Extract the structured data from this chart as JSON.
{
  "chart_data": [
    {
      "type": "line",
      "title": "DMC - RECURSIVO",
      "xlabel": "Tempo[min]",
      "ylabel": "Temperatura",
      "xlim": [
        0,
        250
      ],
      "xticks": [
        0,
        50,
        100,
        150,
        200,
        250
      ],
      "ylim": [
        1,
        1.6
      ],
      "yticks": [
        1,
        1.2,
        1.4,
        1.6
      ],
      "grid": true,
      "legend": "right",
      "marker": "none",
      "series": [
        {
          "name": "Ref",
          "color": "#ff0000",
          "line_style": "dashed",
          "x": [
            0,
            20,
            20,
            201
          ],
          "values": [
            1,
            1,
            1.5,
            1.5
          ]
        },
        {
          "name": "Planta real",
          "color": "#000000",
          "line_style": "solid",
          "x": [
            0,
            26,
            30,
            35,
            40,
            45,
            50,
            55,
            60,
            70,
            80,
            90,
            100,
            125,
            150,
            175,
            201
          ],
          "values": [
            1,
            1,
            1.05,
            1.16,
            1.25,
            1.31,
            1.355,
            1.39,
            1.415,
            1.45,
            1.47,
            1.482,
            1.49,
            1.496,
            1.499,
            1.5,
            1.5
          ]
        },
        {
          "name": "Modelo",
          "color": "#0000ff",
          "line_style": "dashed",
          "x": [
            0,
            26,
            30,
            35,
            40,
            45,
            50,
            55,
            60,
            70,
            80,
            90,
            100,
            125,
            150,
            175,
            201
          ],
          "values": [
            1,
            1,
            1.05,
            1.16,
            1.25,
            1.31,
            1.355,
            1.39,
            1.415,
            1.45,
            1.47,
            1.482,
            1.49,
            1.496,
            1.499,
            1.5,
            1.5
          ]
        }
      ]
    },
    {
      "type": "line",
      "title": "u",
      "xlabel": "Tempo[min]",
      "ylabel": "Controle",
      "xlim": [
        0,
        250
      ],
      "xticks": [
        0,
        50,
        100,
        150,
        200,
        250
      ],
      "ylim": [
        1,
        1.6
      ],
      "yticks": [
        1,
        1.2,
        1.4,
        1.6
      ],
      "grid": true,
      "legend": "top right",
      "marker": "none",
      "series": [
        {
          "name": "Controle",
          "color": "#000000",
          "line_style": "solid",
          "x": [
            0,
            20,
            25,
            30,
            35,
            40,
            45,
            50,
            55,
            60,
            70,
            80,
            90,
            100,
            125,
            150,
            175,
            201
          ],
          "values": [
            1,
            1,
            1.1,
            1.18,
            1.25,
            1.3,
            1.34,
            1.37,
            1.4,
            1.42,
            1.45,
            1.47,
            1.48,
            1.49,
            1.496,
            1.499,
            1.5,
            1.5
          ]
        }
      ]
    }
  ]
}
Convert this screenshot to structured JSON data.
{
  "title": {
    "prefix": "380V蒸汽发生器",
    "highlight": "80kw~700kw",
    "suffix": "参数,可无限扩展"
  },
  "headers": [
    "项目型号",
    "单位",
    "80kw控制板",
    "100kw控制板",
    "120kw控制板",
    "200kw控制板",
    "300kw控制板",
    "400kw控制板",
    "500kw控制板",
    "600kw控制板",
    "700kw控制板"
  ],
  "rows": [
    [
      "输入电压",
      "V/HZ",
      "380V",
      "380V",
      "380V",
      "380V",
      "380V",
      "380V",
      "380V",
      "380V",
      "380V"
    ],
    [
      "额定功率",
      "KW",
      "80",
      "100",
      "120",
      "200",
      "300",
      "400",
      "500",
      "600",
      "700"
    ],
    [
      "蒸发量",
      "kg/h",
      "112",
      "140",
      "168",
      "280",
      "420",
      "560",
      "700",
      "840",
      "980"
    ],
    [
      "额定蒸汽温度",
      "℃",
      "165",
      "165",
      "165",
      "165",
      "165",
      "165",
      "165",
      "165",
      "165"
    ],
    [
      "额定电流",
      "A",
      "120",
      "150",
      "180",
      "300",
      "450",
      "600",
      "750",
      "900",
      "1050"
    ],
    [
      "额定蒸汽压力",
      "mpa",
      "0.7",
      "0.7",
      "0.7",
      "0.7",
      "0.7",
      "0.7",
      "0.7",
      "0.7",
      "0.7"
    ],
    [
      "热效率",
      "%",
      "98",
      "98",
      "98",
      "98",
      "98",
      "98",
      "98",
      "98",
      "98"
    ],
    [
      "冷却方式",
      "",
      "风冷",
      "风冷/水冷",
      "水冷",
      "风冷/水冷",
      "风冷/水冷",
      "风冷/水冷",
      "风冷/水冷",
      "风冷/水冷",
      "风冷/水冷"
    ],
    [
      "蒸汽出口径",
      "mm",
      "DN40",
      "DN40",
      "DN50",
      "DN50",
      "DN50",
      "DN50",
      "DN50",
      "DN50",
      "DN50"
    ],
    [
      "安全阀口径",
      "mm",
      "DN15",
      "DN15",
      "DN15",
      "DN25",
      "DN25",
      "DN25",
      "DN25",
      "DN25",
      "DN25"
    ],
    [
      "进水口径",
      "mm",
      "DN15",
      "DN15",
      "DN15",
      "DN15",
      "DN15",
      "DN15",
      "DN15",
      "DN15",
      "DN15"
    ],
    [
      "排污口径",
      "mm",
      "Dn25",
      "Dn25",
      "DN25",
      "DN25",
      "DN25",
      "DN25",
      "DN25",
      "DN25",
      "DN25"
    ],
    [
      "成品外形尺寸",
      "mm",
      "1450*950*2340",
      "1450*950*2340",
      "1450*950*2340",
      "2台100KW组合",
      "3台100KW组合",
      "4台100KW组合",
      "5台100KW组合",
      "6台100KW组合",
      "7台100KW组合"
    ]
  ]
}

▬▬▬

* [What the task asks] Transcribe all entries exactly as they are given.

* [Exercise answer]
Extract the structured data from this chart as JSON.
{
  "chart_data": [
    {
      "type": "line",
      "title": "DMC - RECURSIVO",
      "xlabel": "Tempo[min]",
      "ylabel": "Temperatura",
      "xlim": [
        0,
        250
      ],
      "xticks": [
        0,
        50,
        100,
        150,
        200,
        250
      ],
      "ylim": [
        1,
        1.6
      ],
      "yticks": [
        1,
        1.2,
        1.4,
        1.6
      ],
      "grid": true,
      "legend": "right",
      "marker": "none",
      "series": [
        {
          "name": "Ref",
          "color": "#ff0000",
          "line_style": "dashed",
          "x": [
            0,
            20,
            20,
            201
          ],
          "values": [
            1,
            1,
            1.5,
            1.5
          ]
        },
        {
          "name": "Planta real",
          "color": "#000000",
          "line_style": "solid",
          "x": [
            0,
            26,
            30,
            35,
            40,
            45,
            50,
            55,
            60,
            70,
            80,
            90,
            100,
            125,
            150,
            175,
            201
          ],
          "values": [
            1,
            1,
            1.05,
            1.16,
            1.25,
            1.31,
            1.355,
            1.39,
            1.415,
            1.45,
            1.47,
            1.482,
            1.49,
            1.496,
            1.499,
            1.5,
            1.5
          ]
        },
        {
          "name": "Modelo",
          "color": "#0000ff",
          "line_style": "dashed",
          "x": [
            0,
            26,
            30,
            35,
            40,
            45,
            50,
            55,
            60,
            70,
            80,
            90,
            100,
            125,
            150,
            175,
            201
          ],
          "values": [
            1,
            1,
            1.05,
            1.16,
            1.25,
            1.31,
            1.355,
            1.39,
            1.415,
            1.45,
            1.47,
            1.482,
            1.49,
            1.496,
            1.499,
            1.5,
            1.5
          ]
        }
      ]
    },
    {
      "type": "line",
      "title": "u",
      "xlabel": "Tempo[min]",
      "ylabel": "Controle",
      "xlim": [
        0,
        250
      ],
      "xticks": [
        0,
        50,
        100,
        150,
        200,
        250
      ],
      "ylim": [
        1,
        1.6
      ],
      "yticks": [
        1,
        1.2,
        1.4,
        1.6
      ],
      "grid": true,
      "legend": "top right",
      "marker": "none",
      "series": [
        {
          "name": "Controle",
          "color": "#000000",
          "line_style": "solid",
          "x": [
            0,
            20,
            25,
            30,
            35,
            40,
            45,
            50,
            55,
            60,
            70,
            80,
            90,
            100,
            125,
            150,
            175,
            201
          ],
          "values": [
            1,
            1,
            1.1,
            1.18,
            1.25,
            1.3,
            1.34,
            1.37,
            1.4,
            1.42,
            1.45,
            1.47,
            1.48,
            1.49,
            1.496,
            1.499,
            1.5,
            1.5
          ]
        }
      ]
    }
  ]
}
Convert this screenshot to structured JSON data.
{
  "title": {
    "prefix": "380V蒸汽发生器",
    "highlight": "80kw~700kw",
    "suffix": "参数,可无限扩展"
  },
  "headers": [
    "项目型号",
    "单位",
    "80kw控制板",
    "100kw控制板",
    "120kw控制板",
    "200kw控制板",
    "300kw控制板",
    "400kw控制板",
    "500kw控制板",
    "600kw控制板",
    "700kw控制板"
  ],
  "rows": [
    [
      "输入电压",
      "V/HZ",
      "380V",
      "380V",
      "380V",
      "380V",
      "380V",
      "380V",
      "380V",
      "380V",
      "380V"
    ],
    [
      "额定功率",
      "KW",
      "80",
      "100",
      "120",
      "200",
      "300",
      "400",
      "500",
      "600",
      "700"
    ],
    [
      "蒸发量",
      "kg/h",
      "112",
      "140",
      "168",
      "280",
      "420",
      "560",
      "700",
      "840",
      "980"
    ],
    [
      "额定蒸汽温度",
      "℃",
      "165",
      "165",
      "165",
      "165",
      "165",
      "165",
      "165",
      "165",
      "165"
    ],
    [
      "额定电流",
      "A",
      "120",
      "150",
      "180",
      "300",
      "450",
      "600",
      "750",
      "900",
      "1050"
    ],
    [
      "额定蒸汽压力",
      "mpa",
      "0.7",
      "0.7",
      "0.7",
      "0.7",
      "0.7",
      "0.7",
      "0.7",
      "0.7",
      "0.7"
    ],
    [
      "热效率",
      "%",
      "98",
      "98",
      "98",
      "98",
      "98",
      "98",
      "98",
      "98",
      "98"
    ],
    [
      "冷却方式",
      "",
      "风冷",
      "风冷/水冷",
      "水冷",
      "风冷/水冷",
      "风冷/水冷",
      "风冷/水冷",
      "风冷/水冷",
      "风冷/水冷",
      "风冷/水冷"
    ],
    [
      "蒸汽出口径",
      "mm",
      "DN40",
      "DN40",
      "DN50",
      "DN50",
      "DN50",
      "DN50",
      "DN50",
      "DN50",
      "DN50"
    ],
    [
      "安全阀口径",
      "mm",
      "DN15",
      "DN15",
      "DN15",
      "DN25",
      "DN25",
      "DN25",
      "DN25",
      "DN25",
      "DN25"
    ],
    [
      "进水口径",
      "mm",
      "DN15",
      "DN15",
      "DN15",
      "DN15",
      "DN15",
      "DN15",
      "DN15",
      "DN15",
      "DN15"
    ],
    [
      "排污口径",
      "mm",
      "Dn25",
      "Dn25",
      "DN25",
      "DN25",
      "DN25",
      "DN25",
      "DN25",
      "DN25",
      "DN25"
    ],
    [
      "成品外形尺寸",
      "mm",
      "1450*950*2340",
      "1450*950*2340",
      "1450*950*2340",
      "2台100KW组合",
      "3台100KW组合",
      "4台100KW组合",
      "5台100KW组合",
      "6台100KW组合",
      "7台100KW组合"
    ]
  ]
}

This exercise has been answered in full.